[WHAT YOU HAVE TO DO] Return the lines where the word "title" occurs.

BEGIN RECORDS TO PROCESS

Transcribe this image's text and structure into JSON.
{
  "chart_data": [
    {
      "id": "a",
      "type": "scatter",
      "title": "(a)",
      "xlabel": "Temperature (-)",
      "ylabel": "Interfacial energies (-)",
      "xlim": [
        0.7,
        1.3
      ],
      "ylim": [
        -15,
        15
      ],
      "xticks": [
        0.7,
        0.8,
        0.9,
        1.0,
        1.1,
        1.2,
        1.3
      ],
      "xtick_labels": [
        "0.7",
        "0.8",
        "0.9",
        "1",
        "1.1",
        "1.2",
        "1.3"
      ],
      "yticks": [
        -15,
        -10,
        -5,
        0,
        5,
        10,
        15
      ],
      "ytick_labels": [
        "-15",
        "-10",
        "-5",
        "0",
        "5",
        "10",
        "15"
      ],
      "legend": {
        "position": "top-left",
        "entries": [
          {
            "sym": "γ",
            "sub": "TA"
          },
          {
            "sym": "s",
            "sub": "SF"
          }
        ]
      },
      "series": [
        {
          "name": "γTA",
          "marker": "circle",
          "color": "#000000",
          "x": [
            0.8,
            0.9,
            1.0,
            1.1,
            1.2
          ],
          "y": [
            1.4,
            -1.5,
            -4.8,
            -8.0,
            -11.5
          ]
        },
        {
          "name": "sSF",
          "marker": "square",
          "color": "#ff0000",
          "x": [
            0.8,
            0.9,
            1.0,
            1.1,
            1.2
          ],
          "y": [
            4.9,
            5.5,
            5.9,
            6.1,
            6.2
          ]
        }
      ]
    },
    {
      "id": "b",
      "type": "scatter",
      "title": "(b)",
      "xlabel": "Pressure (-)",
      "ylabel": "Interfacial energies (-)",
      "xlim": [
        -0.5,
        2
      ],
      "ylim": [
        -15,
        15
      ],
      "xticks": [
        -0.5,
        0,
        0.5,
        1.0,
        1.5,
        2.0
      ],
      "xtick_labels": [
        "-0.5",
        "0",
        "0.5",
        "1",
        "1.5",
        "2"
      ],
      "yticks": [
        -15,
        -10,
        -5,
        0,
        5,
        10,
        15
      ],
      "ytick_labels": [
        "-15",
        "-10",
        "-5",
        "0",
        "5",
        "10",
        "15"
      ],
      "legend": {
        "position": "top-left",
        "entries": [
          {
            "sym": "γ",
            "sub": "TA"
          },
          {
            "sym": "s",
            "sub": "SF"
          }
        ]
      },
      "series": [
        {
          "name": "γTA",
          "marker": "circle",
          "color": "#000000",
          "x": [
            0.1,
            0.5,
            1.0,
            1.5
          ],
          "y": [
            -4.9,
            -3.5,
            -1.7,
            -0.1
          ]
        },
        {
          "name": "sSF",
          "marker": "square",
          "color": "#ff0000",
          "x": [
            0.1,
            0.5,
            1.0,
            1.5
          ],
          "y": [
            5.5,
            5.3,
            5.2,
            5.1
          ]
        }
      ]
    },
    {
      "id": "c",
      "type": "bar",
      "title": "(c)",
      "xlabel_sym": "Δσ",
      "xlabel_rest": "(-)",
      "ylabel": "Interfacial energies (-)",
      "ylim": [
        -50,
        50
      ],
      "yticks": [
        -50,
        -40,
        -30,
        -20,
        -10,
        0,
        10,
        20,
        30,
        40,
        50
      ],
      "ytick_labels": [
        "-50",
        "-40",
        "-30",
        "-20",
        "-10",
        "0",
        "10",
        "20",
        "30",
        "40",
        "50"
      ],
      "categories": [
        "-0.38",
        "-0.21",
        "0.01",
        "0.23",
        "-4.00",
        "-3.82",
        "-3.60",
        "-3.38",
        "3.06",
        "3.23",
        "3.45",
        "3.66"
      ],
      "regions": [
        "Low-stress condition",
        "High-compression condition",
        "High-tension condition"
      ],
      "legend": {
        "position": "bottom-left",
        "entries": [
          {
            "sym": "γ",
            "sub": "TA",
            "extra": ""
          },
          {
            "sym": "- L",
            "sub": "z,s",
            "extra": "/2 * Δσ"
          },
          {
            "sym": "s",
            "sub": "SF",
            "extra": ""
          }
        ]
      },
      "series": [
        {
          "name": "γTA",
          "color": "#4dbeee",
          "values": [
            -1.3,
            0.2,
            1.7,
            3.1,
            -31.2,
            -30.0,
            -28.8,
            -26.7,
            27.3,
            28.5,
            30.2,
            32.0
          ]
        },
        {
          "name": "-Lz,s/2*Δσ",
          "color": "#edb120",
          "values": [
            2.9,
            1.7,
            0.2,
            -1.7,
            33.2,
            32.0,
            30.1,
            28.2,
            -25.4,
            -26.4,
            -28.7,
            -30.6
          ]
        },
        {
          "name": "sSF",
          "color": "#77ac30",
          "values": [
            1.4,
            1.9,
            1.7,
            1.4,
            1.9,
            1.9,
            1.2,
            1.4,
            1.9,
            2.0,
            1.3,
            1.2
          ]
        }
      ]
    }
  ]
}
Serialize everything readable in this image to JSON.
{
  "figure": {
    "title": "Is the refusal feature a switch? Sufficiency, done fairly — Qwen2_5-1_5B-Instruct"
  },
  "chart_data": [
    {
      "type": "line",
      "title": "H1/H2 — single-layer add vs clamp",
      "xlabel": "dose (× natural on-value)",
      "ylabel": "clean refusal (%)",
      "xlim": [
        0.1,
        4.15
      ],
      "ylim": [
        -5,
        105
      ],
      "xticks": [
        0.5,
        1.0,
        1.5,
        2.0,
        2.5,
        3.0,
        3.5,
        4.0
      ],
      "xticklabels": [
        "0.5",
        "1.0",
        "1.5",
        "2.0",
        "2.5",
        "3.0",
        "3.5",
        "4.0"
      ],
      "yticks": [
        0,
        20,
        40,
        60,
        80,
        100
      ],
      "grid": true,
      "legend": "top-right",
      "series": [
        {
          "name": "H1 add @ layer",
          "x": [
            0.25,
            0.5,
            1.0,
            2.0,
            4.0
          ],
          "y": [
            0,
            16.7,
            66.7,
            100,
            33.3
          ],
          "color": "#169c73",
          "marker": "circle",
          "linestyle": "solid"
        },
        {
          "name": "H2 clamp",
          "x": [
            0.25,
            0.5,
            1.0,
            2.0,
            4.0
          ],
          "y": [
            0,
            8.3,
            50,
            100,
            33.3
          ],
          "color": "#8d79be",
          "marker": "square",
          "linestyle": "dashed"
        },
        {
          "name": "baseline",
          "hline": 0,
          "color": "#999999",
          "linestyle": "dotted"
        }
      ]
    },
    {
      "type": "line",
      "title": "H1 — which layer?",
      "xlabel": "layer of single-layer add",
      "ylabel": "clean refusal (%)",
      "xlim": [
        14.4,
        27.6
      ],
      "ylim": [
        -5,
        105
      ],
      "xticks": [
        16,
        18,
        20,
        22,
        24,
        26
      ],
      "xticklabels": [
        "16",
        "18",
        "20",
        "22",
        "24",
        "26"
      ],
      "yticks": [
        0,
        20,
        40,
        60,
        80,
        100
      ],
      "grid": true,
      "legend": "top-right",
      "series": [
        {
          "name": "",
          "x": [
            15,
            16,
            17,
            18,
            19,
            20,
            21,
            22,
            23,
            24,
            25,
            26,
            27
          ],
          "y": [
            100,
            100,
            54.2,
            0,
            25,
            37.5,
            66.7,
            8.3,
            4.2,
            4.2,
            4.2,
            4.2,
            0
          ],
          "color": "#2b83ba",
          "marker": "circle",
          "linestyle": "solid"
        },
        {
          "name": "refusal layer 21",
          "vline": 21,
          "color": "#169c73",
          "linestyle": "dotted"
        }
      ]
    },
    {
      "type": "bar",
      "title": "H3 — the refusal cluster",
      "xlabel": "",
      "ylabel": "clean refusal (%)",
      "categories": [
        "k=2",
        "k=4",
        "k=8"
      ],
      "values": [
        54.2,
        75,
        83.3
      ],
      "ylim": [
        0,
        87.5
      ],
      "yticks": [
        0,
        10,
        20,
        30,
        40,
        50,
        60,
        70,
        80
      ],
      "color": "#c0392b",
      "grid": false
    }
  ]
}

END RECORDS TO PROCESS

[RESULT OF THE EXERCISE]
      "title": "(a)",
      "title": "(b)",
      "title": "(c)",
    "title": "Is the refusal feature a switch? Sufficiency, done fairly — Qwen2_5-1_5B-Instruct"
      "title": "H1/H2 — single-layer add vs clamp",
      "title": "H1 — which layer?",
      "title": "H3 — the refusal cluster",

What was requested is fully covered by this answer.